* start Source data *
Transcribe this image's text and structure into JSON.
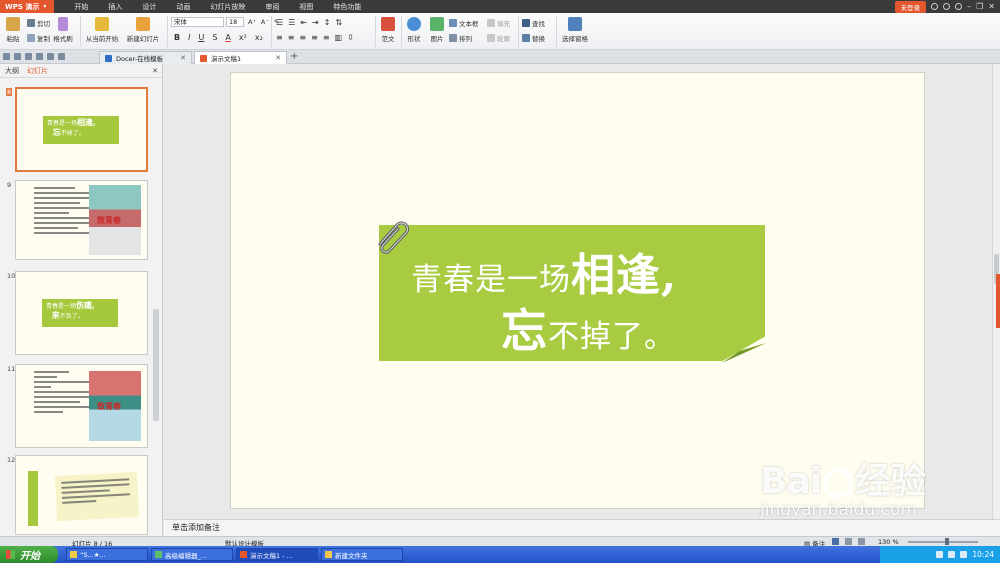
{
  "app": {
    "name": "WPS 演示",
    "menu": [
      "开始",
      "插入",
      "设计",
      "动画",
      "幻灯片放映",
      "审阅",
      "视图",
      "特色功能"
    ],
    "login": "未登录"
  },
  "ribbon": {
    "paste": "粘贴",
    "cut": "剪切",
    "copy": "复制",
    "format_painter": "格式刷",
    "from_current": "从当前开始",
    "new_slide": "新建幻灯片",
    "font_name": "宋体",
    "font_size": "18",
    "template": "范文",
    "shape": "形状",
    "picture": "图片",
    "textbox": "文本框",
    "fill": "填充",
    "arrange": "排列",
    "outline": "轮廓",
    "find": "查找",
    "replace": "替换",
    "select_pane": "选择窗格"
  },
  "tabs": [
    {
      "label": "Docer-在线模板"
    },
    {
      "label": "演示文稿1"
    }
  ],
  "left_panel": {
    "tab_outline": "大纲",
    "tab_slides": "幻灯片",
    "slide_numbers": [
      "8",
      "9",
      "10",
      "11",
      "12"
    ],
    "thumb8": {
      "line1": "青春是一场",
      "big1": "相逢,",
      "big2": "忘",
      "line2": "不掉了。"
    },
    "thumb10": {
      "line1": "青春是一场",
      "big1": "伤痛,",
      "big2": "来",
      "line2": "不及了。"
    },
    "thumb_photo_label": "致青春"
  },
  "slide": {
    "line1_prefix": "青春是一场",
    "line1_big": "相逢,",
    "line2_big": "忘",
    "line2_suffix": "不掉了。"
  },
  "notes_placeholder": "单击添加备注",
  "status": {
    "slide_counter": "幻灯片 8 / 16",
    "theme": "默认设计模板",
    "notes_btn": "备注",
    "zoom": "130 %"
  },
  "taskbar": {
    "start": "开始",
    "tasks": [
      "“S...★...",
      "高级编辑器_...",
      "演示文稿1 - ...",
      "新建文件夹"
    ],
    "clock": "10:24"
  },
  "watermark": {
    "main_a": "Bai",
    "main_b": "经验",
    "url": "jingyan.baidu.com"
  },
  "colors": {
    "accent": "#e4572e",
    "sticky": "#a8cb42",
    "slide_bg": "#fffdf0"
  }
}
* end Source data *
* start Source data *
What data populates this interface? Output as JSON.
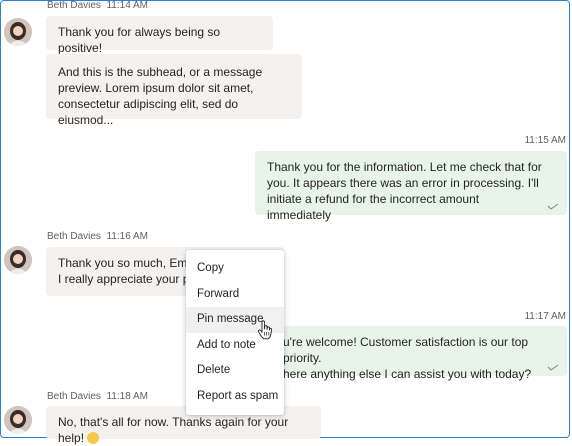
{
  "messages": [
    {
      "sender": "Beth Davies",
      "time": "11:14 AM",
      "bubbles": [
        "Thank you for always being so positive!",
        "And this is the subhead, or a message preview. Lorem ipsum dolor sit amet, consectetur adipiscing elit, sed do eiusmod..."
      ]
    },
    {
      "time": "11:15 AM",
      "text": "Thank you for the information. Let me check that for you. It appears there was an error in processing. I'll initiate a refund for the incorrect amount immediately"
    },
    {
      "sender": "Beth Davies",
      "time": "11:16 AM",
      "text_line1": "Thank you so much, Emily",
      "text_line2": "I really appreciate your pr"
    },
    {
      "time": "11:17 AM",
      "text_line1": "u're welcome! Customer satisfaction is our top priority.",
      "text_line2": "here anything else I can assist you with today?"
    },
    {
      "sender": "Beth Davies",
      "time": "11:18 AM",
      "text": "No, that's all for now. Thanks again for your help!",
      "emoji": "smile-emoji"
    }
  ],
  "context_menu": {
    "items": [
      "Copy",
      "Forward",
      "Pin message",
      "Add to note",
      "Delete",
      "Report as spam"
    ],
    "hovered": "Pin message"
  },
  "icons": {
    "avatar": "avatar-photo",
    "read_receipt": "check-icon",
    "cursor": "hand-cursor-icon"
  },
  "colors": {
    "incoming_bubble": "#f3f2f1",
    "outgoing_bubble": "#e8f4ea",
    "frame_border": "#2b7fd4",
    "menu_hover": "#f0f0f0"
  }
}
* end Source data *
* start Source data *
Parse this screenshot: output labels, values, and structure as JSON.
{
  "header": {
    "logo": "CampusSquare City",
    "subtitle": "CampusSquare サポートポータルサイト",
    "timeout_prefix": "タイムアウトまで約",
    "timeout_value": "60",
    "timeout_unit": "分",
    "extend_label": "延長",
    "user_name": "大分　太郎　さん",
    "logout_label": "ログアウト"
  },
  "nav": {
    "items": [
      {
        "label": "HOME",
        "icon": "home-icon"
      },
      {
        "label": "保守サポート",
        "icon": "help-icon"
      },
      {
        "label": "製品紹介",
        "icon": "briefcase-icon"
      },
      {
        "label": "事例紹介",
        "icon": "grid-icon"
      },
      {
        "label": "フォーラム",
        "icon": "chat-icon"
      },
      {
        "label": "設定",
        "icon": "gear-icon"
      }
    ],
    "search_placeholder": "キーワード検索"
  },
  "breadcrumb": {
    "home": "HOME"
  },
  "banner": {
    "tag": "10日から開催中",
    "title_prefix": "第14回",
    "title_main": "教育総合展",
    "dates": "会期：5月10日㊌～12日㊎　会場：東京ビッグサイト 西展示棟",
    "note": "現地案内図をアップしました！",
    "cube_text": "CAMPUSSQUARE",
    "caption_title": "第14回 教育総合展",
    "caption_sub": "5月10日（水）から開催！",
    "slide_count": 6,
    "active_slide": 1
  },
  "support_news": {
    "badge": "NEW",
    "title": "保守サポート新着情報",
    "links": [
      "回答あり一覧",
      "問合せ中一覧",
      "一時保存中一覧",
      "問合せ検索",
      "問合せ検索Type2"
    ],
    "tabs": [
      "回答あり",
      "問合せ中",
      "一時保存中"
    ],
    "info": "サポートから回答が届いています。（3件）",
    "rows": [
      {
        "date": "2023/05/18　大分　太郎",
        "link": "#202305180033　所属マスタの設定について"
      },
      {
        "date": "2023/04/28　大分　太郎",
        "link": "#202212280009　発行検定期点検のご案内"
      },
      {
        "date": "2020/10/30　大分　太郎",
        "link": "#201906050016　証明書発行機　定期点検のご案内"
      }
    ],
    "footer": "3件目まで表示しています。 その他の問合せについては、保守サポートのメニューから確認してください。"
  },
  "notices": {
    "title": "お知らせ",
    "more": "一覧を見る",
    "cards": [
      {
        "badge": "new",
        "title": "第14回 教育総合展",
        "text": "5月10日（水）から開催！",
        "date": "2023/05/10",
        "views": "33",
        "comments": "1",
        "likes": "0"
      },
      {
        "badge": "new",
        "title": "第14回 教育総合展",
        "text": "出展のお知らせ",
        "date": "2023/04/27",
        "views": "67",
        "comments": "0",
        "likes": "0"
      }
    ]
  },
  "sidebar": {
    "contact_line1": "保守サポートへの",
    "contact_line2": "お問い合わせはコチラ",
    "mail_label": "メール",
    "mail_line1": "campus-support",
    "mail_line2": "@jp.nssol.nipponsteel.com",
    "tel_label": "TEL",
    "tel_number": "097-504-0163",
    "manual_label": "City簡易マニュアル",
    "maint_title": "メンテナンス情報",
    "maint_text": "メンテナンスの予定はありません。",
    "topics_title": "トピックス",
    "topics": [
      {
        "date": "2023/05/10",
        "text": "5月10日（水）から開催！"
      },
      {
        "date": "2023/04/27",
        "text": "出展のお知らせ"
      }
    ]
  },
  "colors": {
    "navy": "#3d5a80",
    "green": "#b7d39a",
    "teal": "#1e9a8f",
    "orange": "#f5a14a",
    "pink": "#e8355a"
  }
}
* end Source data *
▶ [Requirement] Count how many lines of the material hold the string "check". Give the number and nothing more.

▶ [Task output] 2